What you have to do = Wherever a line in the data below holds "Lake", copy that line.

Given information =
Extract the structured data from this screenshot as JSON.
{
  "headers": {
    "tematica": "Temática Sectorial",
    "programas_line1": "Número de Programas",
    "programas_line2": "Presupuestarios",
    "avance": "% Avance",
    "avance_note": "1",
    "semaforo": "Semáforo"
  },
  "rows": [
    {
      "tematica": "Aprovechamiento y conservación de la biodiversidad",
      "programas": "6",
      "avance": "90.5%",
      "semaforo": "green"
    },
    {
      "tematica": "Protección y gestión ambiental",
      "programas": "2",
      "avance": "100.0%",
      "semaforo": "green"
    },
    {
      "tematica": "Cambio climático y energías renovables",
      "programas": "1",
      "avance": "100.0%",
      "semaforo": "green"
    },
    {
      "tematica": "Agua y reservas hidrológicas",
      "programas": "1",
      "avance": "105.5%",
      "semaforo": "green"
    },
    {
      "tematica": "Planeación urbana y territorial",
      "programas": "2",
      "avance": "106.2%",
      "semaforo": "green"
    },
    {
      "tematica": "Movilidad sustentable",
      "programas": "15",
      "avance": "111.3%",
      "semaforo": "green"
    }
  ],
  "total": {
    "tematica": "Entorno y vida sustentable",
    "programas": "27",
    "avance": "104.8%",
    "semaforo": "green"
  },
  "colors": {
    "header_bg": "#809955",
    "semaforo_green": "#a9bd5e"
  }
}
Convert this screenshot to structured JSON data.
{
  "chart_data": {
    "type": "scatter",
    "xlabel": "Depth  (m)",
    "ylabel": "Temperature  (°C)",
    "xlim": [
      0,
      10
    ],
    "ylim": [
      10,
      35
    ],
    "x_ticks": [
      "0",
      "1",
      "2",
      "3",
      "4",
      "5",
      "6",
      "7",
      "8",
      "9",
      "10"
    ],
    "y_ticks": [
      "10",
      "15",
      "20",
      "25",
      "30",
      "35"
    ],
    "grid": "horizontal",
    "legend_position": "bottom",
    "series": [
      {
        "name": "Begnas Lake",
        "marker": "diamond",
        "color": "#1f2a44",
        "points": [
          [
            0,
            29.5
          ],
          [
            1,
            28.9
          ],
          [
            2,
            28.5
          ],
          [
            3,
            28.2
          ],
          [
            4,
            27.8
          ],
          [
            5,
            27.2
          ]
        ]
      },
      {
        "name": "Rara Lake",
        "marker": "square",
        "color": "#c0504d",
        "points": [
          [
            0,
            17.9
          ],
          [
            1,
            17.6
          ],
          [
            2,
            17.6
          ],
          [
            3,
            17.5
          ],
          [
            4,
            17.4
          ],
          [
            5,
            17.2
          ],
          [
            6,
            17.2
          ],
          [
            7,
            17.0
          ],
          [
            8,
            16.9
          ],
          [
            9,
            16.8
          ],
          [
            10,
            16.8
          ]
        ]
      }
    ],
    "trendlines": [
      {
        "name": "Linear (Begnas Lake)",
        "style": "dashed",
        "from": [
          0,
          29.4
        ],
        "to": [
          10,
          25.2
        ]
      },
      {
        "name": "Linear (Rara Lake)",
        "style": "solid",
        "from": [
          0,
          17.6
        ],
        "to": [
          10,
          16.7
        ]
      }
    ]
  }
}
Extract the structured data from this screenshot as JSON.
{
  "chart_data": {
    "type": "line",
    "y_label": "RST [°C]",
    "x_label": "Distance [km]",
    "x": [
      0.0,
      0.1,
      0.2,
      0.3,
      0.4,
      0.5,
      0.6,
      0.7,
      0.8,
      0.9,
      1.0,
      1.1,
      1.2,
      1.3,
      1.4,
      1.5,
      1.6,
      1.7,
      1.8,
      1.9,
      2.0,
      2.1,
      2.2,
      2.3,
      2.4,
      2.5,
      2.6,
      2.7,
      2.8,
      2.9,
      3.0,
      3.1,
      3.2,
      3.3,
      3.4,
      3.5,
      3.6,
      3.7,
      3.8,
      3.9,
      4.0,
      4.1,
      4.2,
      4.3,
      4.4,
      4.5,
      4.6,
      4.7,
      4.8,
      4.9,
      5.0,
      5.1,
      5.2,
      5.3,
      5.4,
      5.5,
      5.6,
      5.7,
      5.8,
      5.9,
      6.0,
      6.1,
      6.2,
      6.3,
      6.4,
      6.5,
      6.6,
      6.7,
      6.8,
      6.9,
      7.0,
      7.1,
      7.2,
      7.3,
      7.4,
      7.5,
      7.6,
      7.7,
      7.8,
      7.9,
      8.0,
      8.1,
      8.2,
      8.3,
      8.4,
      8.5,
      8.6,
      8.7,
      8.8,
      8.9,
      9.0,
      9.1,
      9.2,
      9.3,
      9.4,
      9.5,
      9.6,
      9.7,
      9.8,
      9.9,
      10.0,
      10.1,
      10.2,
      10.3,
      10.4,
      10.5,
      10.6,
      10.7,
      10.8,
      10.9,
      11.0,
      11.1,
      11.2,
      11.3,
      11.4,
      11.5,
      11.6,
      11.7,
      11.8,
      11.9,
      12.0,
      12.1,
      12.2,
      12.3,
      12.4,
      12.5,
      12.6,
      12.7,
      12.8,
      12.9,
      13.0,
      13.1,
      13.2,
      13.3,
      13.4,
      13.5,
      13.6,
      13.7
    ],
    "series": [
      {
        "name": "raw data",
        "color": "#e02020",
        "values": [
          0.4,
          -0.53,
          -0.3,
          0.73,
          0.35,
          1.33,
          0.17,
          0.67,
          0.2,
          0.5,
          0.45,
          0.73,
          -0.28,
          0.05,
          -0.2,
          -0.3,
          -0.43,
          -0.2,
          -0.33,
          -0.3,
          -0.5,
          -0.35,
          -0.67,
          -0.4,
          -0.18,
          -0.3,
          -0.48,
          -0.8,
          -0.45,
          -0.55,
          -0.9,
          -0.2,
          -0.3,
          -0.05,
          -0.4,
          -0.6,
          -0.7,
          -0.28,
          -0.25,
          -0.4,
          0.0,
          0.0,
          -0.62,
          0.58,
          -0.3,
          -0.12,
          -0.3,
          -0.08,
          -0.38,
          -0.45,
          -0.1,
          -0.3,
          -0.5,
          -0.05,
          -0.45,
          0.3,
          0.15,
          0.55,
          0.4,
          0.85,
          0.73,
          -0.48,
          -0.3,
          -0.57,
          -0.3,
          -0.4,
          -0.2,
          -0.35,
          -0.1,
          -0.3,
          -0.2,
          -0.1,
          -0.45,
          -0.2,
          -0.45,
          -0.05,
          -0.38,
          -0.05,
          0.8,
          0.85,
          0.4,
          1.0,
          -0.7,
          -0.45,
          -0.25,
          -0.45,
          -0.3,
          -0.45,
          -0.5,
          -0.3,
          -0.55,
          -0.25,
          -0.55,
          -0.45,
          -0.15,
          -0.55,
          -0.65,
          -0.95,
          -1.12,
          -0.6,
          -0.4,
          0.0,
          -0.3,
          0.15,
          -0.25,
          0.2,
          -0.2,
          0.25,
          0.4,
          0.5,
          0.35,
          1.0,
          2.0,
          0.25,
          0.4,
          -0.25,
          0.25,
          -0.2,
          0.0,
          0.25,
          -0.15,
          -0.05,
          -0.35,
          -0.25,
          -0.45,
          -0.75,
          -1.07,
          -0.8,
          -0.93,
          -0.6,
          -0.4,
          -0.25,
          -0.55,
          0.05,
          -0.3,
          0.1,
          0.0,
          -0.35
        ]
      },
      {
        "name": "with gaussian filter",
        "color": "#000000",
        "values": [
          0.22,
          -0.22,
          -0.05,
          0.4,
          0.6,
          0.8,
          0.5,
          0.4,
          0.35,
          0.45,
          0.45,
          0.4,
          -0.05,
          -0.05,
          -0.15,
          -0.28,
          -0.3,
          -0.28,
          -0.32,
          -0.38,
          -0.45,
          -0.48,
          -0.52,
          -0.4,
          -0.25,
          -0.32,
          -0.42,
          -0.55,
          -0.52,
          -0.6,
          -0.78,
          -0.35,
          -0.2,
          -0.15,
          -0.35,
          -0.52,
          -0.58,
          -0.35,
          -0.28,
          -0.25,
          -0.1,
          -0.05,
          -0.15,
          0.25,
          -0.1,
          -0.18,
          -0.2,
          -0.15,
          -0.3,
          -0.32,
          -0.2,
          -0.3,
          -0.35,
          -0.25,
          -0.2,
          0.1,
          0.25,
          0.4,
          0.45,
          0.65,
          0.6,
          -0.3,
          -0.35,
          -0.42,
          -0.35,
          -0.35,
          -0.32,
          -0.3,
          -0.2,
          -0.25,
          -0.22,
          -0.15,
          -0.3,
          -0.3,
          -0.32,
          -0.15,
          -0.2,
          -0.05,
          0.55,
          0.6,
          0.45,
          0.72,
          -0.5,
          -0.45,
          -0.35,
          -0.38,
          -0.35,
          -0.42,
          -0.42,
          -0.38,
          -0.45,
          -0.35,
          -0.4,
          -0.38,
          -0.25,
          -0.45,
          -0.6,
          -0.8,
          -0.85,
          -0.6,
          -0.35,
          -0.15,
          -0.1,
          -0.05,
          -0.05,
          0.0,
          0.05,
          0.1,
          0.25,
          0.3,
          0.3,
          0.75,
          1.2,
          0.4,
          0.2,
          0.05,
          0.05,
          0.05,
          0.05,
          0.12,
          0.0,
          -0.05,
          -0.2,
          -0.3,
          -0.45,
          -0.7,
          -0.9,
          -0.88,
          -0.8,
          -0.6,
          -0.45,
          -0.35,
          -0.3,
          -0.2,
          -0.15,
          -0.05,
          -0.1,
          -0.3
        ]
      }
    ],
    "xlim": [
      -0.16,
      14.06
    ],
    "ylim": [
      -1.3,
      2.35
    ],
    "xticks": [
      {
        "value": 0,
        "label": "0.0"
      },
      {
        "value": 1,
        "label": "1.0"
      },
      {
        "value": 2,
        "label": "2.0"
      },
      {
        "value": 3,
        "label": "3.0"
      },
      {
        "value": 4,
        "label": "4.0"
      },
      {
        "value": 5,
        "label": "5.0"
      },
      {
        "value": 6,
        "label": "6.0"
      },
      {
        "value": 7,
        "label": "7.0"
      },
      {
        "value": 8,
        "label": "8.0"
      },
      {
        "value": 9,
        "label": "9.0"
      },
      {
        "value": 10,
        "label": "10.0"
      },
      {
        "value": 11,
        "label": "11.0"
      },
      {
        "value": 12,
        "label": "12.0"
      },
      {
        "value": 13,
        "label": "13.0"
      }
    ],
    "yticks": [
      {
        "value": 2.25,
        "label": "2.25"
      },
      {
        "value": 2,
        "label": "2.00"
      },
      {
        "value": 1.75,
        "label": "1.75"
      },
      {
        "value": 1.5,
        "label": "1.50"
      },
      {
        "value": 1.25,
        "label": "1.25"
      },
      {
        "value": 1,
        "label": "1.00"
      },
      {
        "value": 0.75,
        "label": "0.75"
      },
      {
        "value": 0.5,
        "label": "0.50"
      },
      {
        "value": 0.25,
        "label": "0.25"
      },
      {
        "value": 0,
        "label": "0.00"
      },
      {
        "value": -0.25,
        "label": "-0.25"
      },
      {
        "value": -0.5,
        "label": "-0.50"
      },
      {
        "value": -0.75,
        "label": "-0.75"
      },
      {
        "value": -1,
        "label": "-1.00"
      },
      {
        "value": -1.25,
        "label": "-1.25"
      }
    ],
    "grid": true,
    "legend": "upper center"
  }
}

The completed task =
        "name": "Begnas Lake",
        "name": "Rara Lake",
        "name": "Linear (Begnas Lake)",
        "name": "Linear (Rara Lake)",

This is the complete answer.